The problem | Convert only the lines from the first one through the line containing "bar-value-label: 0,4 [551, 217, 572, 234]", both included, into a Markdown table with the columns Number and Line, and omit any blank lines.

Exercise material |
□ □ □ □ □

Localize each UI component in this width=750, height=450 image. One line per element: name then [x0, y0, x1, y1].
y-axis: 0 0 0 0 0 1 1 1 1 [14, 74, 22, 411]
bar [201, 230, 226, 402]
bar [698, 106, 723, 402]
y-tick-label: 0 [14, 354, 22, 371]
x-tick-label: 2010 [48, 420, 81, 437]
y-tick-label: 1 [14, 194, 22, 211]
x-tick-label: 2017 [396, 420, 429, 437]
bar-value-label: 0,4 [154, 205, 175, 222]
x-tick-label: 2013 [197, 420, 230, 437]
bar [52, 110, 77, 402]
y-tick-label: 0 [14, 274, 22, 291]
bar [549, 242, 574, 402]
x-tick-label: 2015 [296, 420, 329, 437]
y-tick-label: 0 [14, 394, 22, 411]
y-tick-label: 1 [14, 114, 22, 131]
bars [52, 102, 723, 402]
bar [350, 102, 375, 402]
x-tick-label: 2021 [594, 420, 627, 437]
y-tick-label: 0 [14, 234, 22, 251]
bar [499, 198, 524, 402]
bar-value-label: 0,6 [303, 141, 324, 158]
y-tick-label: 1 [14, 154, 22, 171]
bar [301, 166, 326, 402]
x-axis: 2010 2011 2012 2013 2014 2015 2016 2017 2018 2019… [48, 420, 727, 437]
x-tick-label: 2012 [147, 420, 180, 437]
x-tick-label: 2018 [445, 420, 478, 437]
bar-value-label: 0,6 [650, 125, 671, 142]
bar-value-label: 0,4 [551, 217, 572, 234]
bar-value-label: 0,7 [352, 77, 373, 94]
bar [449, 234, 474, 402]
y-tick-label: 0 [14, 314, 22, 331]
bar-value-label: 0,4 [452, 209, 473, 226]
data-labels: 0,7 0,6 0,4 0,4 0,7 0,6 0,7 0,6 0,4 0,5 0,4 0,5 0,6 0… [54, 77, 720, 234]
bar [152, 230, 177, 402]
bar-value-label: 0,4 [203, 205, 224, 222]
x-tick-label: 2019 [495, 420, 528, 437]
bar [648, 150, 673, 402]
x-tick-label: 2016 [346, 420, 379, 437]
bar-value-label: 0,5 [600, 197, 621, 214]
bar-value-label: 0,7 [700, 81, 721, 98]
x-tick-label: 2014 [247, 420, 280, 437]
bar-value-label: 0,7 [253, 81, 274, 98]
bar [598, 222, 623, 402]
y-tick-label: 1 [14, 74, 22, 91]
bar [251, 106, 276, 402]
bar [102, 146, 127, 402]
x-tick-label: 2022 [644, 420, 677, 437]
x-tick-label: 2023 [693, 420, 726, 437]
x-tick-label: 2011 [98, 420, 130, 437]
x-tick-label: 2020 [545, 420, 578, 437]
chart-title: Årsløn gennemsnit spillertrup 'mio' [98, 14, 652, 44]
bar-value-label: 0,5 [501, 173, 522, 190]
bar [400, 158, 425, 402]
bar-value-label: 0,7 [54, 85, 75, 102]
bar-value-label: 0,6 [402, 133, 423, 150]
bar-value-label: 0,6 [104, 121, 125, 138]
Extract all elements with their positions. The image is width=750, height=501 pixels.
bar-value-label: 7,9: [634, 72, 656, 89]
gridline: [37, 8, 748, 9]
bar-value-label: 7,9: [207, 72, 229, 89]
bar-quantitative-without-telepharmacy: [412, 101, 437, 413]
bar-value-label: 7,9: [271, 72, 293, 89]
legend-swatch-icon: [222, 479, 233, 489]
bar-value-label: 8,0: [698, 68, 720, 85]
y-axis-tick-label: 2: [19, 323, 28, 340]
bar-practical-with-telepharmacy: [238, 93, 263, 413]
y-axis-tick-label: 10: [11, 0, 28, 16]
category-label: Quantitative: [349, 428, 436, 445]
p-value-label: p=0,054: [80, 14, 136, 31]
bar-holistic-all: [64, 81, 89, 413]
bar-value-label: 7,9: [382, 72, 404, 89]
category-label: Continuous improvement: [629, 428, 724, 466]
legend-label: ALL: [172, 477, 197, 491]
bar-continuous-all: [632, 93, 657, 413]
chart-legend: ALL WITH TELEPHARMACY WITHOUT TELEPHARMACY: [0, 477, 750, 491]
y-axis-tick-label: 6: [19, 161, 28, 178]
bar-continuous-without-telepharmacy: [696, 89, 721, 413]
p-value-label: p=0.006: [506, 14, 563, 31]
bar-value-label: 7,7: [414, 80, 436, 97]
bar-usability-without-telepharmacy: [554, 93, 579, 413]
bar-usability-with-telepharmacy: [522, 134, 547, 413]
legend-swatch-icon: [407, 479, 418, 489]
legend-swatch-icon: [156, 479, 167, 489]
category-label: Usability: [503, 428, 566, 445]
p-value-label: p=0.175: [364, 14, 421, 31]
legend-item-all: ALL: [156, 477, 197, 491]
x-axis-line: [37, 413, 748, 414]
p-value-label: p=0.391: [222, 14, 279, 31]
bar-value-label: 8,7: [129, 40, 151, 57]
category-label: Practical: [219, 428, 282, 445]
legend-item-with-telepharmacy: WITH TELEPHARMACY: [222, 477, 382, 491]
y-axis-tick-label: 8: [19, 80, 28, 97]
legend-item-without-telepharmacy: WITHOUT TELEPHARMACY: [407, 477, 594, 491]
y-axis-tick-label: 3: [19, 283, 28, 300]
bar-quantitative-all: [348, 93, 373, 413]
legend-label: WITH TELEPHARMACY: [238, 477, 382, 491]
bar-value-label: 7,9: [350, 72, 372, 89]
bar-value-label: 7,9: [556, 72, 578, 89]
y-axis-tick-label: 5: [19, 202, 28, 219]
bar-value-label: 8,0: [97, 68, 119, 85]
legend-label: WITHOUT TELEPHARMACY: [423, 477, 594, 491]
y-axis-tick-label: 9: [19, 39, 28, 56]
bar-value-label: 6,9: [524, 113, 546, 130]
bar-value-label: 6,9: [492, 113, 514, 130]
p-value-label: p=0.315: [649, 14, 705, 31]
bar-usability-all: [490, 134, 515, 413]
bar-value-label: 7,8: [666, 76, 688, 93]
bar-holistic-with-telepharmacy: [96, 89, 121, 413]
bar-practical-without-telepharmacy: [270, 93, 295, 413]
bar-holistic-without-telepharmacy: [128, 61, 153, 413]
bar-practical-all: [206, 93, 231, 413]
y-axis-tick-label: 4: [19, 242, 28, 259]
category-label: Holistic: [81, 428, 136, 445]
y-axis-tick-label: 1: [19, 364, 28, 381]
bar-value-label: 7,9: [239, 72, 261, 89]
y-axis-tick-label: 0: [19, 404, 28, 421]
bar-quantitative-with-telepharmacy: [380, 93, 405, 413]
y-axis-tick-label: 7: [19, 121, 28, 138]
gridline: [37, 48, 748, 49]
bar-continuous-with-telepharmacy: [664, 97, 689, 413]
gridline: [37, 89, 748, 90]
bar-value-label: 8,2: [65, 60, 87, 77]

□ □ □ □ □

Expected answer |
| Number | Line |
|---|---|
| 1 | Localize each UI component in this width=750, height=450 image. One line per element: name then [x0, y0, x1, y1]. |
| 2 | y-axis: 0 0 0 0 0 1 1 1 1 [14, 74, 22, 411] |
| 3 | bar [201, 230, 226, 402] |
| 4 | bar [698, 106, 723, 402] |
| 5 | y-tick-label: 0 [14, 354, 22, 371] |
| 6 | x-tick-label: 2010 [48, 420, 81, 437] |
| 7 | y-tick-label: 1 [14, 194, 22, 211] |
| 8 | x-tick-label: 2017 [396, 420, 429, 437] |
| 9 | bar-value-label: 0,4 [154, 205, 175, 222] |
| 10 | x-tick-label: 2013 [197, 420, 230, 437] |
| 11 | bar [52, 110, 77, 402] |
| 12 | y-tick-label: 0 [14, 274, 22, 291] |
| 13 | bar [549, 242, 574, 402] |
| 14 | x-tick-label: 2015 [296, 420, 329, 437] |
| 15 | y-tick-label: 0 [14, 394, 22, 411] |
| 16 | y-tick-label: 1 [14, 114, 22, 131] |
| 17 | bars [52, 102, 723, 402] |
| 18 | bar [350, 102, 375, 402] |
| 19 | x-tick-label: 2021 [594, 420, 627, 437] |
| 20 | y-tick-label: 0 [14, 234, 22, 251] |
| 21 | bar [499, 198, 524, 402] |
| 22 | bar-value-label: 0,6 [303, 141, 324, 158] |
| 23 | y-tick-label: 1 [14, 154, 22, 171] |
| 24 | bar [301, 166, 326, 402] |
| 25 | x-axis: 2010 2011 2012 2013 2014 2015 2016 2017 2018 2019… [48, 420, 727, 437] |
| 26 | x-tick-label: 2012 [147, 420, 180, 437] |
| 27 | x-tick-label: 2018 [445, 420, 478, 437] |
| 28 | bar-value-label: 0,6 [650, 125, 671, 142] |
| 29 | bar-value-label: 0,4 [551, 217, 572, 234] |